═══ Given text ═══

To continue with my painting metaphor, Uhlig works
with long, steady, confidant brushstrokes. His colours clear and precise.
At no point does this work feel spontaneous but instead there is an
aura of meticulous planning in this display of masterly technique.
If this description makes 'The Nightmiller' sound dry
and unwelcoming then I apologize because it is neither of these things.
While it is true that the immediacy of more unstructured or improvised
music is absent the sheer quality of what has been crafted in it's place
more than makes up for it and makes Nightmiller one
of the finest drone albums it's been my pleasure to hear this year.
wonderful wooden reasons
A favourite among the recent generation of
innovators in the ambient and drone genres, often partnering up with
the equally imaginative Tobias Fischer. In
the spirit of the ostensibly aquatic remit of Mystery Sea, Mirko
Uhlig keeps it dark and dank, with only a few pale shafts of
light winnowing their way through the murk.

═══ Provided records ═══

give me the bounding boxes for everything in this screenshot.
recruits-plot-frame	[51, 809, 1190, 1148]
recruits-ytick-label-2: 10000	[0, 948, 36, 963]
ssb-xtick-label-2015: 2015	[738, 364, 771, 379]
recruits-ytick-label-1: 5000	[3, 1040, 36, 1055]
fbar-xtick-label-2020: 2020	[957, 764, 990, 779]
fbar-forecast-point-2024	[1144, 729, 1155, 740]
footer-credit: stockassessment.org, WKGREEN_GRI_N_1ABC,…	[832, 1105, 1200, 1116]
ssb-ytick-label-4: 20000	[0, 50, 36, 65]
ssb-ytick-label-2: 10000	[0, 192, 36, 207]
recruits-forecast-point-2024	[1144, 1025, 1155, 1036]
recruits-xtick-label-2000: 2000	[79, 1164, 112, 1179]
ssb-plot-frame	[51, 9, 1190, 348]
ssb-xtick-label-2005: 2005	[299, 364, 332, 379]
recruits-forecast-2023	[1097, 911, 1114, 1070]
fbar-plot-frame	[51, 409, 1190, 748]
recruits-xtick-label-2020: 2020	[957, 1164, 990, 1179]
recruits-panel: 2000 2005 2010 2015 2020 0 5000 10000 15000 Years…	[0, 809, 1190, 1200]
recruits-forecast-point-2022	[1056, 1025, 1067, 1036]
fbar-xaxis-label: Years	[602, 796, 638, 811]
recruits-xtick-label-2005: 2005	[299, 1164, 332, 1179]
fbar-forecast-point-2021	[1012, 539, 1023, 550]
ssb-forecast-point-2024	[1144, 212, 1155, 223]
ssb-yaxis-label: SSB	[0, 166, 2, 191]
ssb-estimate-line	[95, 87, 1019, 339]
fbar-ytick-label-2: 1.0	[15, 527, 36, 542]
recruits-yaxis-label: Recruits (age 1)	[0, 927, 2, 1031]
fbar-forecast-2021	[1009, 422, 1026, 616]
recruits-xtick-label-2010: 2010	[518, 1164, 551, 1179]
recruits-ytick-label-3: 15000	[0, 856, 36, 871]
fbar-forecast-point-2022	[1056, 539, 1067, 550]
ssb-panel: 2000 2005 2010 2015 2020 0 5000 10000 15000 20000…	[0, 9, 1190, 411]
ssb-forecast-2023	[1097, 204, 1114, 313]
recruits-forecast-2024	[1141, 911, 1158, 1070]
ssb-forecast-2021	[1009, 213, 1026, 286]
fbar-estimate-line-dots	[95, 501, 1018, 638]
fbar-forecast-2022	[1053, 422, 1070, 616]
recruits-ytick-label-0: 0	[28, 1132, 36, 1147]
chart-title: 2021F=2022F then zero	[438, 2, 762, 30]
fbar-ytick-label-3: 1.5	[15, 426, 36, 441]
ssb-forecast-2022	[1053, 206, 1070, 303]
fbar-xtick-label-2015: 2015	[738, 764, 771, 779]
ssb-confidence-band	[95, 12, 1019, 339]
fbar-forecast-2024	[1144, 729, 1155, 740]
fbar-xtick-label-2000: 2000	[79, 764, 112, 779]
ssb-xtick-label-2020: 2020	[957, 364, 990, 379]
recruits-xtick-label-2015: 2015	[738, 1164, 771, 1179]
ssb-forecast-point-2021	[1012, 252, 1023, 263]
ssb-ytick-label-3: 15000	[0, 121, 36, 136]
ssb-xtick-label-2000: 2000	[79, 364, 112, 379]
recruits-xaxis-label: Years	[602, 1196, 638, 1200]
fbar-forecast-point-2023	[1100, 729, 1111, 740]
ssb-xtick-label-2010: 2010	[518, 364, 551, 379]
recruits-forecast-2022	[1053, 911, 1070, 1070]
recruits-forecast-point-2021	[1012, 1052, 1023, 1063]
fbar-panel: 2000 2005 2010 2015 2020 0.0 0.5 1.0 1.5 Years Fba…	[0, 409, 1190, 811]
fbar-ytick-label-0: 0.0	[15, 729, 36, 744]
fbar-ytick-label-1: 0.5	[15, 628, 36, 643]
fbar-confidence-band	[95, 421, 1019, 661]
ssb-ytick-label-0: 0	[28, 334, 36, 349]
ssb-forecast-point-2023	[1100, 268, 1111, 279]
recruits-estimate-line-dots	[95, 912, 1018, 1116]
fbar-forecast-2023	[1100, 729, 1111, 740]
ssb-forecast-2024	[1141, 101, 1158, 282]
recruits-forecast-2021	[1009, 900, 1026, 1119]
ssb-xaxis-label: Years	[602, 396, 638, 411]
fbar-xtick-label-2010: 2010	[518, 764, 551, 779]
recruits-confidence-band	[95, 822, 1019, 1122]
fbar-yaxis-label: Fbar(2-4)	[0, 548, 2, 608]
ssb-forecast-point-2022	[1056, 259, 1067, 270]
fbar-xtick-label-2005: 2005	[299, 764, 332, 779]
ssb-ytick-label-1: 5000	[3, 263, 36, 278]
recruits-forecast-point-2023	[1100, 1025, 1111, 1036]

═══

__Work instruction 1__.
Tell whether each statement agrees with the review of 'The Nightmiller'. Answer yes or no for each, and quote the deciding words of the review.
(a) The review says the work feels spontaneous.
(b) The reviewer ranks Nightmiller among the finest drone albums heard this year.
(c) Uhlig often partners with Tobias Fischer.
__Work instruction 2__. Duplicate the part of the review of 'The Nightmiller' that begins at the words "wonderful wooden reasons" and ends after the words "through the murk.".
__Work instruction 3__. Pick up the review of 'The Nightmiller' after its last sentence and keep writing.

__Answer 1__.
(a) No: "At no point does this work feel spontaneous"
(b) Yes: "one of the finest drone albums it's been my pleasure to hear this year"
(c) Yes: "often partnering up with the equally imaginative Tobias Fischer"

__Answer 2__.
wonderful wooden reasons
A favourite among the recent generation of
innovators in the ambient and drone genres, often partnering up with
the equally imaginative Tobias Fischer. In
the spirit of the ostensibly aquatic remit of Mystery Sea, Mirko
Uhlig keeps it dark and dank, with only a few pale shafts of
light winnowing their way through the murk.

__Answer 3__.
This is quiet, quiet music, with just enough maritime roll to be lend
it a natural rhythm.The final, title track rattles its chains a bit
louder, but keeps them on a tight leash so that they glitter more than
clatter. Midway through it takes on a decidely "Bolero"-like
cast, albeit one invaded briefly by a higher-pitched Subcontinental
drone. The end comes like waking up from a dream.In
common with its attractive half-cover, The Nightmiller
only reveals part of itself; the rest is up to the listener to discern.